> [INPUT ROWS]:
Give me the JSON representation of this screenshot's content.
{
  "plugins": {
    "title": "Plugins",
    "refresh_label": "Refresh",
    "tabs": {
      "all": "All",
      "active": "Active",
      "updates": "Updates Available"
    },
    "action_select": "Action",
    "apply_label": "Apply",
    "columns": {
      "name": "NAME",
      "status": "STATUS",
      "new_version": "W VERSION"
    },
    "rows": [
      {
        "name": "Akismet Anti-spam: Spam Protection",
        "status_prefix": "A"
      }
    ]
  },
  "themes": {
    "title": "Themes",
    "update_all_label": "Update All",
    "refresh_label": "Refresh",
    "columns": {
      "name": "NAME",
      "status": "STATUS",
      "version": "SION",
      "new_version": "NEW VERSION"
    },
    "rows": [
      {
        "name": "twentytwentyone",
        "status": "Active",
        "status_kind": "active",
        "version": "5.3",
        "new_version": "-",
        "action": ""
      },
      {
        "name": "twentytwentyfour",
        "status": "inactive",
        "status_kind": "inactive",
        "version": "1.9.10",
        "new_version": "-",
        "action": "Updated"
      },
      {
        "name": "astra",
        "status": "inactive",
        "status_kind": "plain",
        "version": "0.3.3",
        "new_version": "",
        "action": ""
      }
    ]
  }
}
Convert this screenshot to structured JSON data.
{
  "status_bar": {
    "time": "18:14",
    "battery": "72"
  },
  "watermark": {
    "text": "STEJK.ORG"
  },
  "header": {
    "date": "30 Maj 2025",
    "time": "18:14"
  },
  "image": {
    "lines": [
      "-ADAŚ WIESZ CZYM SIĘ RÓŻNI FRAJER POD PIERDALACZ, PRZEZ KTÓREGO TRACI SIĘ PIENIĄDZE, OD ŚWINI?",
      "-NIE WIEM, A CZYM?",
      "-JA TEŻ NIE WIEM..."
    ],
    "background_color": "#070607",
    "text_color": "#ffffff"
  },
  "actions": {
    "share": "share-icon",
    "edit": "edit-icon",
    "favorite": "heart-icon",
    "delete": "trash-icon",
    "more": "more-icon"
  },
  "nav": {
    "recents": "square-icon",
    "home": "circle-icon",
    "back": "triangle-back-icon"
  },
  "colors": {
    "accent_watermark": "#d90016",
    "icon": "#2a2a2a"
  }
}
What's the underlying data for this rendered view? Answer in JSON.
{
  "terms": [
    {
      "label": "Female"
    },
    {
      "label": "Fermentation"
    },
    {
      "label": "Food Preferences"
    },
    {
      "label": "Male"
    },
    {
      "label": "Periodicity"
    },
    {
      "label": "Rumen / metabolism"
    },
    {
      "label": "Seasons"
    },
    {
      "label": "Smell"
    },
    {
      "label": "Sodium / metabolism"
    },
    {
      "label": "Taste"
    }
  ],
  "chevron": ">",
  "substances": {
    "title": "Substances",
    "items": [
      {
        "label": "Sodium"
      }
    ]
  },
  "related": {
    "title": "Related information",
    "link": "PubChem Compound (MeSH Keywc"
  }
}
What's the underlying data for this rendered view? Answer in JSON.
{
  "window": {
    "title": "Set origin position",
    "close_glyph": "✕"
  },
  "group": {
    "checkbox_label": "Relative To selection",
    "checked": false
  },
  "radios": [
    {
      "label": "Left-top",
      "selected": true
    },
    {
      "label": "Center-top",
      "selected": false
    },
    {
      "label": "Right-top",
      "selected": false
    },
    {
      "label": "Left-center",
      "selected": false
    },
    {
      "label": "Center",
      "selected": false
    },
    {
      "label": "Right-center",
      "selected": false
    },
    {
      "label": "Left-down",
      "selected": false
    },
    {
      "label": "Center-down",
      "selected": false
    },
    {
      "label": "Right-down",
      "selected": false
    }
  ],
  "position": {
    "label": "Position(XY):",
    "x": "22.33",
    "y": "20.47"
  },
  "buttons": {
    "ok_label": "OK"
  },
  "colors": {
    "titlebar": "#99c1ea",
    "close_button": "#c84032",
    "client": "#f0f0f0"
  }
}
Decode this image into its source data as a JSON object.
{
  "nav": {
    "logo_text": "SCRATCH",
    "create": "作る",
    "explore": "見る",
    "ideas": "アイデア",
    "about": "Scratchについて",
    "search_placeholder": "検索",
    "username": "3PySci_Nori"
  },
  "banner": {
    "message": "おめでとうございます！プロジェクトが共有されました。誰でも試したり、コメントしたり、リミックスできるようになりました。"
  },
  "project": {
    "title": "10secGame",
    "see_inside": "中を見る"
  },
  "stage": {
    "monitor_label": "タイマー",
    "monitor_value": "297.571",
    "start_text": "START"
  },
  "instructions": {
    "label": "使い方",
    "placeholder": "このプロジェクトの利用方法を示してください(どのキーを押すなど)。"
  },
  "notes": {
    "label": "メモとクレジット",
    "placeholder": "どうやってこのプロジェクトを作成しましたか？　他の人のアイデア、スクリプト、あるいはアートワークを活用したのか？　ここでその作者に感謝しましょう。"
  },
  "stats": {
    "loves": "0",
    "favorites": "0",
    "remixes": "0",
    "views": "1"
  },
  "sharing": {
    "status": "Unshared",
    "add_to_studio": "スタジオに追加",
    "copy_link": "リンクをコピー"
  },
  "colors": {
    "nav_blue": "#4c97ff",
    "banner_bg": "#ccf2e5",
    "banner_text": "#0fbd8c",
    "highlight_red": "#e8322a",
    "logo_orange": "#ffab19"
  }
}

> [TASK INSTRUCTIONS]: Every entry above needs to be quoted exactly.

> [WRITTEN SOLUTION]:
Give me the JSON representation of this screenshot's content.
{
  "plugins": {
    "title": "Plugins",
    "refresh_label": "Refresh",
    "tabs": {
      "all": "All",
      "active": "Active",
      "updates": "Updates Available"
    },
    "action_select": "Action",
    "apply_label": "Apply",
    "columns": {
      "name": "NAME",
      "status": "STATUS",
      "new_version": "W VERSION"
    },
    "rows": [
      {
        "name": "Akismet Anti-spam: Spam Protection",
        "status_prefix": "A"
      }
    ]
  },
  "themes": {
    "title": "Themes",
    "update_all_label": "Update All",
    "refresh_label": "Refresh",
    "columns": {
      "name": "NAME",
      "status": "STATUS",
      "version": "SION",
      "new_version": "NEW VERSION"
    },
    "rows": [
      {
        "name": "twentytwentyone",
        "status": "Active",
        "status_kind": "active",
        "version": "5.3",
        "new_version": "-",
        "action": ""
      },
      {
        "name": "twentytwentyfour",
        "status": "inactive",
        "status_kind": "inactive",
        "version": "1.9.10",
        "new_version": "-",
        "action": "Updated"
      },
      {
        "name": "astra",
        "status": "inactive",
        "status_kind": "plain",
        "version": "0.3.3",
        "new_version": "",
        "action": ""
      }
    ]
  }
}
Convert this screenshot to structured JSON data.
{
  "status_bar": {
    "time": "18:14",
    "battery": "72"
  },
  "watermark": {
    "text": "STEJK.ORG"
  },
  "header": {
    "date": "30 Maj 2025",
    "time": "18:14"
  },
  "image": {
    "lines": [
      "-ADAŚ WIESZ CZYM SIĘ RÓŻNI FRAJER POD PIERDALACZ, PRZEZ KTÓREGO TRACI SIĘ PIENIĄDZE, OD ŚWINI?",
      "-NIE WIEM, A CZYM?",
      "-JA TEŻ NIE WIEM..."
    ],
    "background_color": "#070607",
    "text_color": "#ffffff"
  },
  "actions": {
    "share": "share-icon",
    "edit": "edit-icon",
    "favorite": "heart-icon",
    "delete": "trash-icon",
    "more": "more-icon"
  },
  "nav": {
    "recents": "square-icon",
    "home": "circle-icon",
    "back": "triangle-back-icon"
  },
  "colors": {
    "accent_watermark": "#d90016",
    "icon": "#2a2a2a"
  }
}
What's the underlying data for this rendered view? Answer in JSON.
{
  "terms": [
    {
      "label": "Female"
    },
    {
      "label": "Fermentation"
    },
    {
      "label": "Food Preferences"
    },
    {
      "label": "Male"
    },
    {
      "label": "Periodicity"
    },
    {
      "label": "Rumen / metabolism"
    },
    {
      "label": "Seasons"
    },
    {
      "label": "Smell"
    },
    {
      "label": "Sodium / metabolism"
    },
    {
      "label": "Taste"
    }
  ],
  "chevron": ">",
  "substances": {
    "title": "Substances",
    "items": [
      {
        "label": "Sodium"
      }
    ]
  },
  "related": {
    "title": "Related information",
    "link": "PubChem Compound (MeSH Keywc"
  }
}
What's the underlying data for this rendered view? Answer in JSON.
{
  "window": {
    "title": "Set origin position",
    "close_glyph": "✕"
  },
  "group": {
    "checkbox_label": "Relative To selection",
    "checked": false
  },
  "radios": [
    {
      "label": "Left-top",
      "selected": true
    },
    {
      "label": "Center-top",
      "selected": false
    },
    {
      "label": "Right-top",
      "selected": false
    },
    {
      "label": "Left-center",
      "selected": false
    },
    {
      "label": "Center",
      "selected": false
    },
    {
      "label": "Right-center",
      "selected": false
    },
    {
      "label": "Left-down",
      "selected": false
    },
    {
      "label": "Center-down",
      "selected": false
    },
    {
      "label": "Right-down",
      "selected": false
    }
  ],
  "position": {
    "label": "Position(XY):",
    "x": "22.33",
    "y": "20.47"
  },
  "buttons": {
    "ok_label": "OK"
  },
  "colors": {
    "titlebar": "#99c1ea",
    "close_button": "#c84032",
    "client": "#f0f0f0"
  }
}
Decode this image into its source data as a JSON object.
{
  "nav": {
    "logo_text": "SCRATCH",
    "create": "作る",
    "explore": "見る",
    "ideas": "アイデア",
    "about": "Scratchについて",
    "search_placeholder": "検索",
    "username": "3PySci_Nori"
  },
  "banner": {
    "message": "おめでとうございます！プロジェクトが共有されました。誰でも試したり、コメントしたり、リミックスできるようになりました。"
  },
  "project": {
    "title": "10secGame",
    "see_inside": "中を見る"
  },
  "stage": {
    "monitor_label": "タイマー",
    "monitor_value": "297.571",
    "start_text": "START"
  },
  "instructions": {
    "label": "使い方",
    "placeholder": "このプロジェクトの利用方法を示してください(どのキーを押すなど)。"
  },
  "notes": {
    "label": "メモとクレジット",
    "placeholder": "どうやってこのプロジェクトを作成しましたか？　他の人のアイデア、スクリプト、あるいはアートワークを活用したのか？　ここでその作者に感謝しましょう。"
  },
  "stats": {
    "loves": "0",
    "favorites": "0",
    "remixes": "0",
    "views": "1"
  },
  "sharing": {
    "status": "Unshared",
    "add_to_studio": "スタジオに追加",
    "copy_link": "リンクをコピー"
  },
  "colors": {
    "nav_blue": "#4c97ff",
    "banner_bg": "#ccf2e5",
    "banner_text": "#0fbd8c",
    "highlight_red": "#e8322a",
    "logo_orange": "#ffab19"
  }
}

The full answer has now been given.